● EXERCISE PROMPT:
Write out all the entries word for word and omit any pictures.

● MATERIAL SHOWN:
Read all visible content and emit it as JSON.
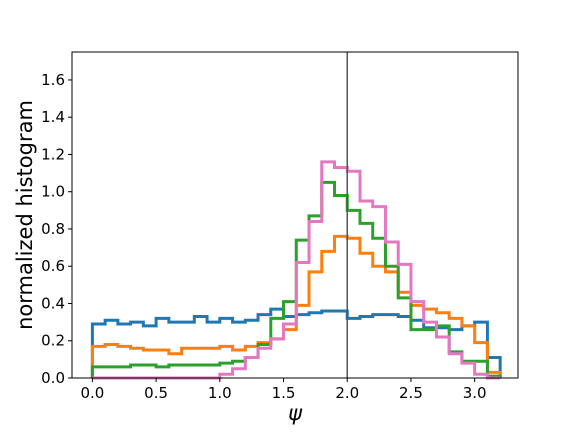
{
  "chart_data": {
    "type": "histogram",
    "title": "",
    "xlabel": "ψ",
    "ylabel": "normalized histogram",
    "xlim": [
      -0.16,
      3.34
    ],
    "ylim": [
      0.0,
      1.75
    ],
    "xticks": [
      0.0,
      0.5,
      1.0,
      1.5,
      2.0,
      2.5,
      3.0
    ],
    "xtick_labels": [
      "0.0",
      "0.5",
      "1.0",
      "1.5",
      "2.0",
      "2.5",
      "3.0"
    ],
    "yticks": [
      0.0,
      0.2,
      0.4,
      0.6,
      0.8,
      1.0,
      1.2,
      1.4,
      1.6
    ],
    "ytick_labels": [
      "0.0",
      "0.2",
      "0.4",
      "0.6",
      "0.8",
      "1.0",
      "1.2",
      "1.4",
      "1.6"
    ],
    "grid": false,
    "legend": "none",
    "bin_edges": [
      0.0,
      0.1,
      0.2,
      0.3,
      0.4,
      0.5,
      0.6,
      0.7,
      0.8,
      0.9,
      1.0,
      1.1,
      1.2,
      1.3,
      1.4,
      1.5,
      1.6,
      1.7,
      1.8,
      1.9,
      2.0,
      2.1,
      2.2,
      2.3,
      2.4,
      2.5,
      2.6,
      2.7,
      2.8,
      2.9,
      3.0,
      3.1,
      3.2
    ],
    "vline": {
      "x": 2.0,
      "color": "#555555"
    },
    "series": [
      {
        "color": "#1f77b4",
        "values": [
          0.29,
          0.31,
          0.29,
          0.3,
          0.28,
          0.32,
          0.3,
          0.3,
          0.33,
          0.3,
          0.32,
          0.3,
          0.31,
          0.34,
          0.37,
          0.33,
          0.34,
          0.35,
          0.36,
          0.36,
          0.32,
          0.33,
          0.34,
          0.34,
          0.33,
          0.31,
          0.27,
          0.27,
          0.26,
          0.28,
          0.3,
          0.11
        ]
      },
      {
        "color": "#ff7f0e",
        "values": [
          0.17,
          0.18,
          0.17,
          0.16,
          0.15,
          0.15,
          0.13,
          0.16,
          0.16,
          0.16,
          0.17,
          0.15,
          0.17,
          0.19,
          0.21,
          0.26,
          0.39,
          0.57,
          0.68,
          0.76,
          0.75,
          0.67,
          0.6,
          0.57,
          0.46,
          0.39,
          0.37,
          0.35,
          0.32,
          0.28,
          0.19,
          0.03
        ]
      },
      {
        "color": "#2ca02c",
        "values": [
          0.06,
          0.06,
          0.06,
          0.07,
          0.07,
          0.06,
          0.07,
          0.07,
          0.07,
          0.07,
          0.08,
          0.09,
          0.11,
          0.18,
          0.32,
          0.41,
          0.74,
          0.87,
          1.05,
          0.98,
          0.9,
          0.83,
          0.75,
          0.6,
          0.43,
          0.26,
          0.26,
          0.28,
          0.14,
          0.09,
          0.09,
          0.01
        ]
      },
      {
        "color": "#e377c2",
        "values": [
          0.0,
          0.0,
          0.0,
          0.0,
          0.0,
          0.0,
          0.0,
          0.0,
          0.0,
          0.0,
          0.02,
          0.05,
          0.11,
          0.16,
          0.21,
          0.29,
          0.62,
          0.84,
          1.16,
          1.13,
          1.11,
          0.95,
          0.92,
          0.73,
          0.61,
          0.41,
          0.3,
          0.22,
          0.13,
          0.08,
          0.02,
          0.0
        ]
      }
    ]
  }
}
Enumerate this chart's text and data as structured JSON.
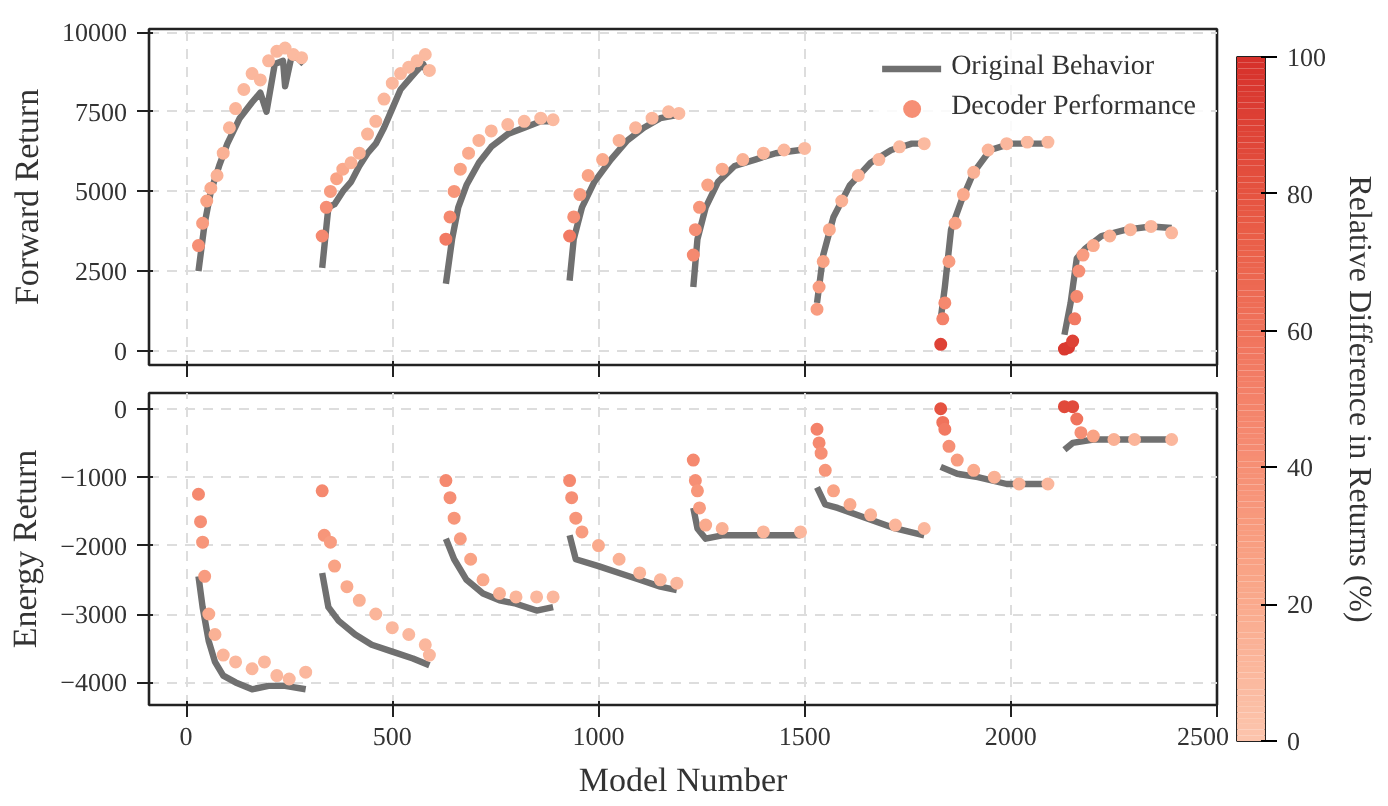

● THE RESULT:
Read all visible content and emit it as JSON.
{
  "chart_data": {
    "type": "histogram",
    "title": "",
    "xlabel": "ψ",
    "ylabel": "normalized histogram",
    "xlim": [
      -0.16,
      3.34
    ],
    "ylim": [
      0.0,
      1.75
    ],
    "xticks": [
      0.0,
      0.5,
      1.0,
      1.5,
      2.0,
      2.5,
      3.0
    ],
    "xtick_labels": [
      "0.0",
      "0.5",
      "1.0",
      "1.5",
      "2.0",
      "2.5",
      "3.0"
    ],
    "yticks": [
      0.0,
      0.2,
      0.4,
      0.6,
      0.8,
      1.0,
      1.2,
      1.4,
      1.6
    ],
    "ytick_labels": [
      "0.0",
      "0.2",
      "0.4",
      "0.6",
      "0.8",
      "1.0",
      "1.2",
      "1.4",
      "1.6"
    ],
    "grid": false,
    "legend": "none",
    "bin_edges": [
      0.0,
      0.1,
      0.2,
      0.3,
      0.4,
      0.5,
      0.6,
      0.7,
      0.8,
      0.9,
      1.0,
      1.1,
      1.2,
      1.3,
      1.4,
      1.5,
      1.6,
      1.7,
      1.8,
      1.9,
      2.0,
      2.1,
      2.2,
      2.3,
      2.4,
      2.5,
      2.6,
      2.7,
      2.8,
      2.9,
      3.0,
      3.1,
      3.2
    ],
    "vline": {
      "x": 2.0,
      "color": "#555555"
    },
    "series": [
      {
        "color": "#1f77b4",
        "values": [
          0.29,
          0.31,
          0.29,
          0.3,
          0.28,
          0.32,
          0.3,
          0.3,
          0.33,
          0.3,
          0.32,
          0.3,
          0.31,
          0.34,
          0.37,
          0.33,
          0.34,
          0.35,
          0.36,
          0.36,
          0.32,
          0.33,
          0.34,
          0.34,
          0.33,
          0.31,
          0.27,
          0.27,
          0.26,
          0.28,
          0.3,
          0.11
        ]
      },
      {
        "color": "#ff7f0e",
        "values": [
          0.17,
          0.18,
          0.17,
          0.16,
          0.15,
          0.15,
          0.13,
          0.16,
          0.16,
          0.16,
          0.17,
          0.15,
          0.17,
          0.19,
          0.21,
          0.26,
          0.39,
          0.57,
          0.68,
          0.76,
          0.75,
          0.67,
          0.6,
          0.57,
          0.46,
          0.39,
          0.37,
          0.35,
          0.32,
          0.28,
          0.19,
          0.03
        ]
      },
      {
        "color": "#2ca02c",
        "values": [
          0.06,
          0.06,
          0.06,
          0.07,
          0.07,
          0.06,
          0.07,
          0.07,
          0.07,
          0.07,
          0.08,
          0.09,
          0.11,
          0.18,
          0.32,
          0.41,
          0.74,
          0.87,
          1.05,
          0.98,
          0.9,
          0.83,
          0.75,
          0.6,
          0.43,
          0.26,
          0.26,
          0.28,
          0.14,
          0.09,
          0.09,
          0.01
        ]
      },
      {
        "color": "#e377c2",
        "values": [
          0.0,
          0.0,
          0.0,
          0.0,
          0.0,
          0.0,
          0.0,
          0.0,
          0.0,
          0.0,
          0.02,
          0.05,
          0.11,
          0.16,
          0.21,
          0.29,
          0.62,
          0.84,
          1.16,
          1.13,
          1.11,
          0.95,
          0.92,
          0.73,
          0.61,
          0.41,
          0.3,
          0.22,
          0.13,
          0.08,
          0.02,
          0.0
        ]
      }
    ]
  }
}
Enumerate this chart's text and data as structured JSON.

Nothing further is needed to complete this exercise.